What to produce ▸
Exactly as written, quote every line that follows, skipping the images.

Dataset items ▸
________________
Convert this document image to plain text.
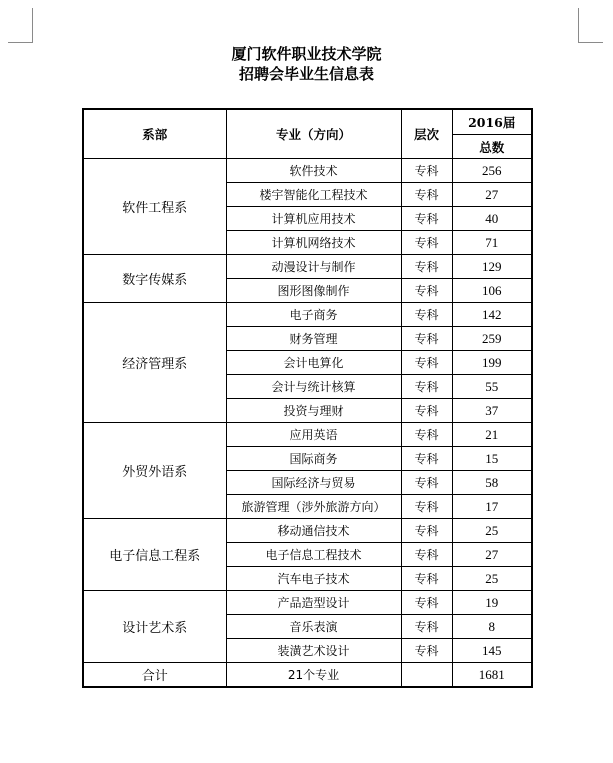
厦门软件职业技术学院
招聘会毕业生信息表
系部	专业（方向）	层次	2016届
			总数
软件工程系	软件技术	专科	256
	楼宇智能化工程技术	专科	27
	计算机应用技术	专科	40
	计算机网络技术	专科	71
数字传媒系	动漫设计与制作	专科	129
	图形图像制作	专科	106
经济管理系	电子商务	专科	142
	财务管理	专科	259
	会计电算化	专科	199
	会计与统计核算	专科	55
	投资与理财	专科	37
外贸外语系	应用英语	专科	21
	国际商务	专科	15
	国际经济与贸易	专科	58
	旅游管理（涉外旅游方向）	专科	17
电子信息工程系	移动通信技术	专科	25
	电子信息工程技术	专科	27
	汽车电子技术	专科	25
设计艺术系	产品造型设计	专科	19
	音乐表演	专科	8
	装潢艺术设计	专科	145
合计	21个专业		1681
________________
Reply to the exercise ▸
Convert this document image to plain text.
厦门软件职业技术学院
招聘会毕业生信息表
系部	专业（方向）	层次	2016届
			总数
软件工程系	软件技术	专科	256
	楼宇智能化工程技术	专科	27
	计算机应用技术	专科	40
	计算机网络技术	专科	71
数字传媒系	动漫设计与制作	专科	129
	图形图像制作	专科	106
经济管理系	电子商务	专科	142
	财务管理	专科	259
	会计电算化	专科	199
	会计与统计核算	专科	55
	投资与理财	专科	37
外贸外语系	应用英语	专科	21
	国际商务	专科	15
	国际经济与贸易	专科	58
	旅游管理（涉外旅游方向）	专科	17
电子信息工程系	移动通信技术	专科	25
	电子信息工程技术	专科	27
	汽车电子技术	专科	25
设计艺术系	产品造型设计	专科	19
	音乐表演	专科	8
	装潢艺术设计	专科	145
合计	21个专业		1681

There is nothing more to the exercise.